#### DATA FOR PROCESSING:
****
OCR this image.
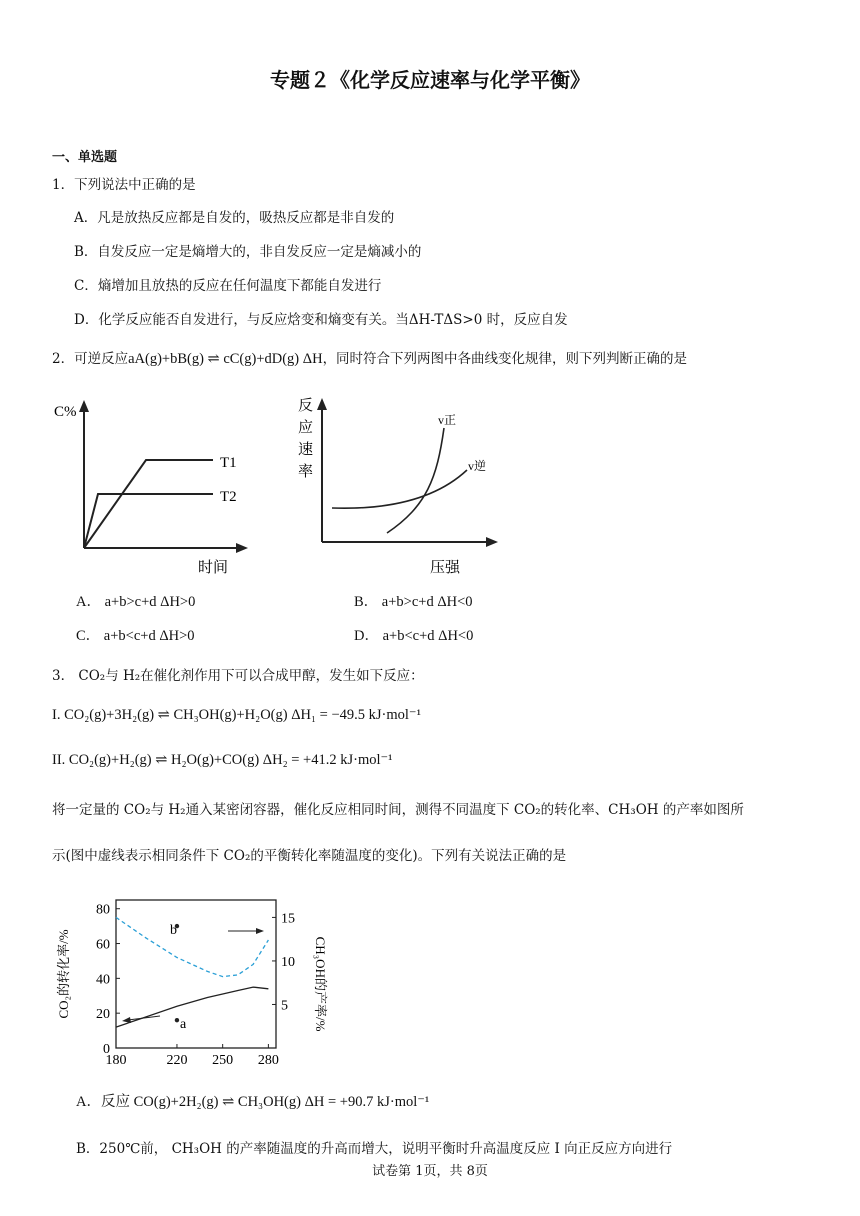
专题２《化学反应速率与化学平衡》
一、单选题
1．下列说法中正确的是
A．凡是放热反应都是自发的，吸热反应都是非自发的
B．自发反应一定是熵增大的，非自发反应一定是熵减小的
C．熵增加且放热的反应在任何温度下都能自发进行
D．化学反应能否自发进行，与反应焓变和熵变有关。当ΔH-TΔS>0 时，反应自发
2．可逆反应aA(g)+bB(g) ⇌ cC(g)+dD(g) ΔH，同时符合下列两图中各曲线变化规律，则下列判断正确的是
C%
T1
T2
时间
反
应
速
率
v正
v逆
压强
A． a+b>c+d ΔH>0	B． a+b>c+d ΔH<0
C． a+b<c+d ΔH>0	D． a+b<c+d ΔH<0
3． CO₂与 H₂在催化剂作用下可以合成甲醇，发生如下反应：
I. CO₂(g)+3H₂(g) ⇌ CH₃OH(g)+H₂O(g) ΔH₁ = −49.5 kJ·mol⁻¹
II. CO₂(g)+H₂(g) ⇌ H₂O(g)+CO(g) ΔH₂ = +41.2 kJ·mol⁻¹
将一定量的 CO₂与 H₂通入某密闭容器，催化反应相同时间，测得不同温度下 CO₂的转化率、CH₃OH 的产率如图所
示(图中虚线表示相同条件下 CO₂的平衡转化率随温度的变化)。下列有关说法正确的是
CO₂的转化率/%	CH₃OH的产率/%
80
60
40
20
0
15
10
5
180	220 250 280
b
a
A．反应 CO(g)+2H₂(g) ⇌ CH₃OH(g) ΔH = +90.7 kJ·mol⁻¹
B．250℃前， CH₃OH 的产率随温度的升高而增大，说明平衡时升高温度反应 I 向正反应方向进行
试卷第 1页，共 8页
****
#### WHAT YOU HAVE TO DO:
Leave images out of the retyped records; keep all else exact.

#### PROBLEM SOLUTION:
OCR this image.
专题２《化学反应速率与化学平衡》
一、单选题
1．下列说法中正确的是
A．凡是放热反应都是自发的，吸热反应都是非自发的
B．自发反应一定是熵增大的，非自发反应一定是熵减小的
C．熵增加且放热的反应在任何温度下都能自发进行
D．化学反应能否自发进行，与反应焓变和熵变有关。当ΔH-TΔS>0 时，反应自发
2．可逆反应aA(g)+bB(g) ⇌ cC(g)+dD(g) ΔH，同时符合下列两图中各曲线变化规律，则下列判断正确的是
C%
T1
T2
时间
反
应
速
率
v正
v逆
压强
A． a+b>c+d ΔH>0	B． a+b>c+d ΔH<0
C． a+b<c+d ΔH>0	D． a+b<c+d ΔH<0
3． CO₂与 H₂在催化剂作用下可以合成甲醇，发生如下反应：
I. CO₂(g)+3H₂(g) ⇌ CH₃OH(g)+H₂O(g) ΔH₁ = −49.5 kJ·mol⁻¹
II. CO₂(g)+H₂(g) ⇌ H₂O(g)+CO(g) ΔH₂ = +41.2 kJ·mol⁻¹
将一定量的 CO₂与 H₂通入某密闭容器，催化反应相同时间，测得不同温度下 CO₂的转化率、CH₃OH 的产率如图所
示(图中虚线表示相同条件下 CO₂的平衡转化率随温度的变化)。下列有关说法正确的是
CO₂的转化率/%	CH₃OH的产率/%
80
60
40
20
0
15
10
5
180	220 250 280
b
a
A．反应 CO(g)+2H₂(g) ⇌ CH₃OH(g) ΔH = +90.7 kJ·mol⁻¹
B．250℃前， CH₃OH 的产率随温度的升高而增大，说明平衡时升高温度反应 I 向正反应方向进行
试卷第 1页，共 8页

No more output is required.